• **Data entries**:
————————

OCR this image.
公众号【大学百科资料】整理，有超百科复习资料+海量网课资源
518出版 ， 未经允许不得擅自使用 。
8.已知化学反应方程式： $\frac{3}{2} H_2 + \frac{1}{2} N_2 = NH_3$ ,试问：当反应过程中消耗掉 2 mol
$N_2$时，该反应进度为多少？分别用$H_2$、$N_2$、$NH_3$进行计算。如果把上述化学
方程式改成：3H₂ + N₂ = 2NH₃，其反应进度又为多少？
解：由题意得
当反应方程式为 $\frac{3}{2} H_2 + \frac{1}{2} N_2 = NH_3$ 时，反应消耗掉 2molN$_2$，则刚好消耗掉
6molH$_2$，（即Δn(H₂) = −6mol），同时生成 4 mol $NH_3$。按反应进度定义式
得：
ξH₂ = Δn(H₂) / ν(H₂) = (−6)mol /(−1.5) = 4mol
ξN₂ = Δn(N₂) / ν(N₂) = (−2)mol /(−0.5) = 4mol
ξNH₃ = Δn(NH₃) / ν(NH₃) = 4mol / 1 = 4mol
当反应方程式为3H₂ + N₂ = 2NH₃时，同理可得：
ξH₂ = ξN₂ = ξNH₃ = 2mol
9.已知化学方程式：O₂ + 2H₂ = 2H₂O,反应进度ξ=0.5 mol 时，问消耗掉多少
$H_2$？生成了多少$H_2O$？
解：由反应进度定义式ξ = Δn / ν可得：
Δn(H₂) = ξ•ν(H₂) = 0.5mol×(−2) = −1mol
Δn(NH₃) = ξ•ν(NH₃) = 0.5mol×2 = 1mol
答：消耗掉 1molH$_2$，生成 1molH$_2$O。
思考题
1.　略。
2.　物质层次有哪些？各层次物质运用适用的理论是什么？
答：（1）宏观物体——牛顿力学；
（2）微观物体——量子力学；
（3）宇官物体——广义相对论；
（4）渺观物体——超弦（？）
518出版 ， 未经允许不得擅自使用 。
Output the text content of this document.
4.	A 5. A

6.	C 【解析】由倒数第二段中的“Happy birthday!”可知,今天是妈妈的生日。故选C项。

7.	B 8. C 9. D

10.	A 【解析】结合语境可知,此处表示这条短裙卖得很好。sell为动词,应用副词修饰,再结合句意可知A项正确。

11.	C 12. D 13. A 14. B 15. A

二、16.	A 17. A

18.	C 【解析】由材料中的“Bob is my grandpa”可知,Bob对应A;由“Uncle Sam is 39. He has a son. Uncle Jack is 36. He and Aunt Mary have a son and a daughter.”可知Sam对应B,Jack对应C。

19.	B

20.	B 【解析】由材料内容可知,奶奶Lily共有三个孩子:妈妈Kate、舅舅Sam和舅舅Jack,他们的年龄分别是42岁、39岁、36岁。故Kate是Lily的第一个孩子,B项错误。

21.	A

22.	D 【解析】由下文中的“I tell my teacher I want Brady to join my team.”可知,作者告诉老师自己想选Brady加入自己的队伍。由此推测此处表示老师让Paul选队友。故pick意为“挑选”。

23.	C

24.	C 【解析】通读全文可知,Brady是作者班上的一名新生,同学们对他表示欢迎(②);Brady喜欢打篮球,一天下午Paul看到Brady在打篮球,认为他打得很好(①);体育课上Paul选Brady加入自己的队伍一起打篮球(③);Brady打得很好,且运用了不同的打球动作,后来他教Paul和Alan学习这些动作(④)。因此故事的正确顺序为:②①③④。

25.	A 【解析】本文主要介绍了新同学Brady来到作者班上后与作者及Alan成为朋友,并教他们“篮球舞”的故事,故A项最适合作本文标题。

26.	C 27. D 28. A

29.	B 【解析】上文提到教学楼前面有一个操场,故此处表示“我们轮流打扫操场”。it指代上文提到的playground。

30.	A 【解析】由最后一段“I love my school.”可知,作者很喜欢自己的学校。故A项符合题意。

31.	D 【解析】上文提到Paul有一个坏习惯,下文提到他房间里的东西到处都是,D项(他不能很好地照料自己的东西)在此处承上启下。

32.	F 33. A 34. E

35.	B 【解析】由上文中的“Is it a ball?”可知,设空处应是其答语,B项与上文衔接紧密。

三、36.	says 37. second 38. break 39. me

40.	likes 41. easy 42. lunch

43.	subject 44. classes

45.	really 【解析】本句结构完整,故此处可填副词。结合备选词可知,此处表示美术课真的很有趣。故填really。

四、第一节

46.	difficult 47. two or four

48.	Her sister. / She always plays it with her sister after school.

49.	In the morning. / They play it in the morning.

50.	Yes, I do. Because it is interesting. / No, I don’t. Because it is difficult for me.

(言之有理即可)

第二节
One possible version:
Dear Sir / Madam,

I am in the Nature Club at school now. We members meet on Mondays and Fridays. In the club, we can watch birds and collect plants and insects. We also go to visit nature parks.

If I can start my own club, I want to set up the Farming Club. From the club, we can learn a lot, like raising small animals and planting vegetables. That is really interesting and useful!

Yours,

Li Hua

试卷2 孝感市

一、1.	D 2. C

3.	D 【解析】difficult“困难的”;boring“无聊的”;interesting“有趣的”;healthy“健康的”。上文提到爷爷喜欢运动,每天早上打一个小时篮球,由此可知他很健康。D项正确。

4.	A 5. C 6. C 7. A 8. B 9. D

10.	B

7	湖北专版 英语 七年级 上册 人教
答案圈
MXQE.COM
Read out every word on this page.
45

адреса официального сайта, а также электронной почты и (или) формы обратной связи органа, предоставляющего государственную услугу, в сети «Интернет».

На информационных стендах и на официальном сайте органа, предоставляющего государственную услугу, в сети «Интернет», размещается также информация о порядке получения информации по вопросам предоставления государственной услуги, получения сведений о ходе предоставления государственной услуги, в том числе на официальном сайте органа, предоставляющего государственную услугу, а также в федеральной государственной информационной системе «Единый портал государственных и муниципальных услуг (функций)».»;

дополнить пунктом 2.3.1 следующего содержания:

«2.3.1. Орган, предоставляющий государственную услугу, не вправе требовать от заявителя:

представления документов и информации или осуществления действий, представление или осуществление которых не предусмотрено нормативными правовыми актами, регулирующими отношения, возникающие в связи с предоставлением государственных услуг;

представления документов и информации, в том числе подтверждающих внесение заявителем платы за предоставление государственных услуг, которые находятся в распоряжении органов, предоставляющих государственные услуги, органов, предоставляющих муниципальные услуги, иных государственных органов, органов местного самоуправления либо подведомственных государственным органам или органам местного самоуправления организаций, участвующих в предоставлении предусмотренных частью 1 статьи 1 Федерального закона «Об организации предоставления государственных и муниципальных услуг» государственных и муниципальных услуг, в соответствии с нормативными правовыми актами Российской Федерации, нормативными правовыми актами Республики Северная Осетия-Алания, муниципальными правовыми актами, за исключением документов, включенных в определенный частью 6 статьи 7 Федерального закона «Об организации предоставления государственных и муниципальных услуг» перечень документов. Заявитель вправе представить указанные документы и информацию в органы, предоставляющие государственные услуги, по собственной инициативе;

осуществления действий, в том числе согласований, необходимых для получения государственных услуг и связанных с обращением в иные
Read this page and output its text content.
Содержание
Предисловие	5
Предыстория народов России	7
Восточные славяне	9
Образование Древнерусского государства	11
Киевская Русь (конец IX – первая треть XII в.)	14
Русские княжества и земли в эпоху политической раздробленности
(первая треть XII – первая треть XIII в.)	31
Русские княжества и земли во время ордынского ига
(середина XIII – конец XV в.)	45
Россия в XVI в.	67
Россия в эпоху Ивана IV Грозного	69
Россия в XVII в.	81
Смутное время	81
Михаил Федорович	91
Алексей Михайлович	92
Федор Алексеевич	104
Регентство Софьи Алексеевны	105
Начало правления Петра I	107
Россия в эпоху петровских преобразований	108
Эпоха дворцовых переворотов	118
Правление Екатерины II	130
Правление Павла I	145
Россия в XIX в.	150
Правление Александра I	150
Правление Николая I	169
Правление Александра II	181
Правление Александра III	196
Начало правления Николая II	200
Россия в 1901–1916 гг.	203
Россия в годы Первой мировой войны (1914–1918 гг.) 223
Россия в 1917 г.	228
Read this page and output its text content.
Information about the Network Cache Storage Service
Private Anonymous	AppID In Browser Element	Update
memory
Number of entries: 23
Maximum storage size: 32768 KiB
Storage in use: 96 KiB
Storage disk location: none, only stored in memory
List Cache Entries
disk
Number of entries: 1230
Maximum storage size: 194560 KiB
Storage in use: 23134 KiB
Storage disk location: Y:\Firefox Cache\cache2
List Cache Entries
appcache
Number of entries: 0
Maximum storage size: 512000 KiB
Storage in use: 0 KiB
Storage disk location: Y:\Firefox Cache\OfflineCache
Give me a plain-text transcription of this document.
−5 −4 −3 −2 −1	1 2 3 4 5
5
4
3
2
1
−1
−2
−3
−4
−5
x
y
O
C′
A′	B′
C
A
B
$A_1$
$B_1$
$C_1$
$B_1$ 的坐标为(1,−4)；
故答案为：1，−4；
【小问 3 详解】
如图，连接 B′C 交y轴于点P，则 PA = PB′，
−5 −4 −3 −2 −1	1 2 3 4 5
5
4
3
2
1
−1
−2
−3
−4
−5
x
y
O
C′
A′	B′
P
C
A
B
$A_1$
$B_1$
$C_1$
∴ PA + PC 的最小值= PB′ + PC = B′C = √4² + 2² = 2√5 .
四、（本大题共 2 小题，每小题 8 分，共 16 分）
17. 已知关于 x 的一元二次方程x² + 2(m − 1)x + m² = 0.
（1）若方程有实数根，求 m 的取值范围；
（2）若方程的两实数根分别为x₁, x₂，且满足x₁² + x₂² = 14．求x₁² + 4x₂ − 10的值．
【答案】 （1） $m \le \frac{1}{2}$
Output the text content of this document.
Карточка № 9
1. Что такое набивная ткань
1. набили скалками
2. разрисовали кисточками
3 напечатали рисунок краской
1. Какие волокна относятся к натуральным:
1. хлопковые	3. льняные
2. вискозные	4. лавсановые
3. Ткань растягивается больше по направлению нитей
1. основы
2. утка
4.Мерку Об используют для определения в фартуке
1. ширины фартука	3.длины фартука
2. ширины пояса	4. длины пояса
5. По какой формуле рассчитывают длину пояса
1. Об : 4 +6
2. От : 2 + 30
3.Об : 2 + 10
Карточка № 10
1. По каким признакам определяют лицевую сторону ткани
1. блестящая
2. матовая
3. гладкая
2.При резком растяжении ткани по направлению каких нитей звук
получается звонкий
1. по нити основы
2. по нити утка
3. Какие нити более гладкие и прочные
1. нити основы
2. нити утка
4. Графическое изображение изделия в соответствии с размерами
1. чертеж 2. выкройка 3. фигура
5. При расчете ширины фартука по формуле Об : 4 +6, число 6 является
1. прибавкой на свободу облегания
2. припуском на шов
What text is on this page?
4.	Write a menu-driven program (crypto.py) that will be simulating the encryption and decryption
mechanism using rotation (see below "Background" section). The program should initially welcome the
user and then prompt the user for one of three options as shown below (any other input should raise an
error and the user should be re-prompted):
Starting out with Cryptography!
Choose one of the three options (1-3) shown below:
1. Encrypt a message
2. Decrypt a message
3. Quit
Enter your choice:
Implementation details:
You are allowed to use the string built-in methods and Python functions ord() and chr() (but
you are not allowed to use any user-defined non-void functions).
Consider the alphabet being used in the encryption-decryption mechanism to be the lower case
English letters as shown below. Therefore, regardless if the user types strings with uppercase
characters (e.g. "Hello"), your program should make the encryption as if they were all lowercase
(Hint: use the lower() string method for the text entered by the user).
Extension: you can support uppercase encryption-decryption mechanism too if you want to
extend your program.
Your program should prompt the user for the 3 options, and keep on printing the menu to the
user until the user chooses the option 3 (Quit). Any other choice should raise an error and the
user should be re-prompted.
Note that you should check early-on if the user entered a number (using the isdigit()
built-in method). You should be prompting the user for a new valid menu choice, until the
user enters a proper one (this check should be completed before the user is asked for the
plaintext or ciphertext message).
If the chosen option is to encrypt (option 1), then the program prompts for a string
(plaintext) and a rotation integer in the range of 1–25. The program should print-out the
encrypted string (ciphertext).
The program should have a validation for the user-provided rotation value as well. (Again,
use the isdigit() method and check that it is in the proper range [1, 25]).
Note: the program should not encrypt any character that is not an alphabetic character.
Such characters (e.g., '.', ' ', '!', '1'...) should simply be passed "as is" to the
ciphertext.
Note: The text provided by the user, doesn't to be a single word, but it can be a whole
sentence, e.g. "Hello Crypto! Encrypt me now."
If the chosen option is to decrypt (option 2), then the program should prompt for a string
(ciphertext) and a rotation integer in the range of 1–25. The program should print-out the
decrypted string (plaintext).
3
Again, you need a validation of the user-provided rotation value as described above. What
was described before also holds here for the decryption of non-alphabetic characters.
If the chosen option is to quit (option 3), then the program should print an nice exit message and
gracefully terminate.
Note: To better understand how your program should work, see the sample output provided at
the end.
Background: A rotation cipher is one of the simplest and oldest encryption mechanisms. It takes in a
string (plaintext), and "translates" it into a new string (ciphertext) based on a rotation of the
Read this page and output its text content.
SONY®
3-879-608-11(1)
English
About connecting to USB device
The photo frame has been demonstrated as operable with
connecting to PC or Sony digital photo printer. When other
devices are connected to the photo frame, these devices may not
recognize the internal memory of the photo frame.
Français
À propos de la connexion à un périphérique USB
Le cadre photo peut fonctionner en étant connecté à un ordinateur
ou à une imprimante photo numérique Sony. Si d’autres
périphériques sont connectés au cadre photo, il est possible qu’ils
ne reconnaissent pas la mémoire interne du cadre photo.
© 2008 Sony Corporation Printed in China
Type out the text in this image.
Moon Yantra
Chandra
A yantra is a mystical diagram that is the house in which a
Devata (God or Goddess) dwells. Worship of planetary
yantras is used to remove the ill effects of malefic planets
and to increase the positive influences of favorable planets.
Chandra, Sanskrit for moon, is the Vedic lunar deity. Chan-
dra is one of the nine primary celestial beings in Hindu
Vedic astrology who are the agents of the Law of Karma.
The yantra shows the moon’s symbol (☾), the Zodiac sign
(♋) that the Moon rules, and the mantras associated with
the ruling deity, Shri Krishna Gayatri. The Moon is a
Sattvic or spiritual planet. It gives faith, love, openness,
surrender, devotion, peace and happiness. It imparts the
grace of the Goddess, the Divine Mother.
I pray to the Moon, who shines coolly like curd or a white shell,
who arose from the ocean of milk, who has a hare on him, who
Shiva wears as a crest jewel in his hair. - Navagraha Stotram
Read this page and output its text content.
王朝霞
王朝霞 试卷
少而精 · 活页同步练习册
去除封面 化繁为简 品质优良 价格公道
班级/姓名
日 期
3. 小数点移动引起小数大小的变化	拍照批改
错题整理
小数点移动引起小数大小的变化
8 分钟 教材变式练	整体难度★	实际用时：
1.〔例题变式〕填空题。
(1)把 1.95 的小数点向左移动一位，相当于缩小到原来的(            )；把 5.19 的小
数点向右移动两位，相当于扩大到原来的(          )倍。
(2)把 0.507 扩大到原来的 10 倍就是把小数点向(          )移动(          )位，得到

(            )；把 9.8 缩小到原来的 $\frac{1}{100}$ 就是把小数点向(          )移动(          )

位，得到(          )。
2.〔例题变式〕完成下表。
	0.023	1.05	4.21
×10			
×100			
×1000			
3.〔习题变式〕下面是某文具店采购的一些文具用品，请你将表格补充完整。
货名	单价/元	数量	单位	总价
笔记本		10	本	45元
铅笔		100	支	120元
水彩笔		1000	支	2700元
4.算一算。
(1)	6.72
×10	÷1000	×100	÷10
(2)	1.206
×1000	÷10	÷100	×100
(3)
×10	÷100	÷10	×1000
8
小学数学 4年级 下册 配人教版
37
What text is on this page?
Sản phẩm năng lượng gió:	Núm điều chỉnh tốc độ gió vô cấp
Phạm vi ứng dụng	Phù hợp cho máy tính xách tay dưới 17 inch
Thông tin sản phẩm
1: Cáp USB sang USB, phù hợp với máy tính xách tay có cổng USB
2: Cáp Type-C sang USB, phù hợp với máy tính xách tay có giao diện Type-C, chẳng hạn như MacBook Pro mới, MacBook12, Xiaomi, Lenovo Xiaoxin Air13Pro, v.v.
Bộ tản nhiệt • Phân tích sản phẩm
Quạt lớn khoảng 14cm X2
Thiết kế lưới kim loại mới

————————

• **Task prompt**: Using the records above, pull out each line where the word "size" occurs.

• **Correct response**:
Maximum storage size: 32768 KiB
Maximum storage size: 194560 KiB
Maximum storage size: 512000 KiB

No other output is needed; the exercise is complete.